[Entries taken from a collection]
>>

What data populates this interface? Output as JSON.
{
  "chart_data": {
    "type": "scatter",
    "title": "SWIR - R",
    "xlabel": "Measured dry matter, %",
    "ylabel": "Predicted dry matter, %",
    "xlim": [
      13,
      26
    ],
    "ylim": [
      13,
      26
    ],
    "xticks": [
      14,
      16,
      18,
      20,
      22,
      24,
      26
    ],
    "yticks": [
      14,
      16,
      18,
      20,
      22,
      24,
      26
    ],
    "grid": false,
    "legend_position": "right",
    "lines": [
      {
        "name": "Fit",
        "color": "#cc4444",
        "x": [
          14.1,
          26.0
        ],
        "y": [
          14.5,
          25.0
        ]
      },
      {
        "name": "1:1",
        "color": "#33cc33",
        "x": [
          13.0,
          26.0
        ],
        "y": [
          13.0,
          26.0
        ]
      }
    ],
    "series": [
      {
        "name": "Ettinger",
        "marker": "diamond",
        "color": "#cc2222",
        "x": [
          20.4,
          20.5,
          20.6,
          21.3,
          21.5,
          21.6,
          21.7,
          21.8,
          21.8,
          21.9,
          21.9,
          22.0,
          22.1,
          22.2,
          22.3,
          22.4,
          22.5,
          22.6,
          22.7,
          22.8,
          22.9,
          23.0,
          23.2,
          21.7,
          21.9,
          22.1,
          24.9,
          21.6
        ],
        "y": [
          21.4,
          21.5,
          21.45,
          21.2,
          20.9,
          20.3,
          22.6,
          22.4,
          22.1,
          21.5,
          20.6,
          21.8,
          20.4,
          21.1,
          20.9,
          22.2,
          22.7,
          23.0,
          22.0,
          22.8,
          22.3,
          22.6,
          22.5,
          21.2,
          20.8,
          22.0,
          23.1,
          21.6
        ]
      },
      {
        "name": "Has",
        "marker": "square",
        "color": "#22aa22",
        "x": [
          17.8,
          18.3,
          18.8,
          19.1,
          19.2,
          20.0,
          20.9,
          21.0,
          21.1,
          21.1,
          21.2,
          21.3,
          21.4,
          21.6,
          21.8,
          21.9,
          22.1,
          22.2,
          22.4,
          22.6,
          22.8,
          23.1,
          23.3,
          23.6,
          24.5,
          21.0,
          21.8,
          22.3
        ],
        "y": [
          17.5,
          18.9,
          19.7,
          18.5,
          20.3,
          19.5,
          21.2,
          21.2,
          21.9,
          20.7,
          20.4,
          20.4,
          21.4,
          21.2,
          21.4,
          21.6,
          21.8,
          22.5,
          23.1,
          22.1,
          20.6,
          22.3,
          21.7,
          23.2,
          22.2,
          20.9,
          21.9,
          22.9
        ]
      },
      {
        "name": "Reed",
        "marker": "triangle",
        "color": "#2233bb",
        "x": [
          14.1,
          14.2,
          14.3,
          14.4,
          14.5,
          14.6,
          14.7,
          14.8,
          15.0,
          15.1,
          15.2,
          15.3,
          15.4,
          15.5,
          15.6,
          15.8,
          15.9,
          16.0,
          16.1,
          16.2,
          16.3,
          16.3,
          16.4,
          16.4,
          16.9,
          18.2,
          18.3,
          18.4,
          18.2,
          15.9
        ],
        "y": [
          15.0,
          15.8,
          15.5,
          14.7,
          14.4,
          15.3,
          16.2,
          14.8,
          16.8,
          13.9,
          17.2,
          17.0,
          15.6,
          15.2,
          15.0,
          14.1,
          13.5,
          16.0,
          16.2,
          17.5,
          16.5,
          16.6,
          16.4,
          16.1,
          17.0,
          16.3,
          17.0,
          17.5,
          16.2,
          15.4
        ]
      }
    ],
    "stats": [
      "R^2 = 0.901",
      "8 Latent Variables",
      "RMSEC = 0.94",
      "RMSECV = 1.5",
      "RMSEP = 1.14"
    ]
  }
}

<<

PROBLEM DETAILS: Tally the lines of the preceding listing in which the word "matter" appears; state nothing but the total.

OUTPUT BELOW: 2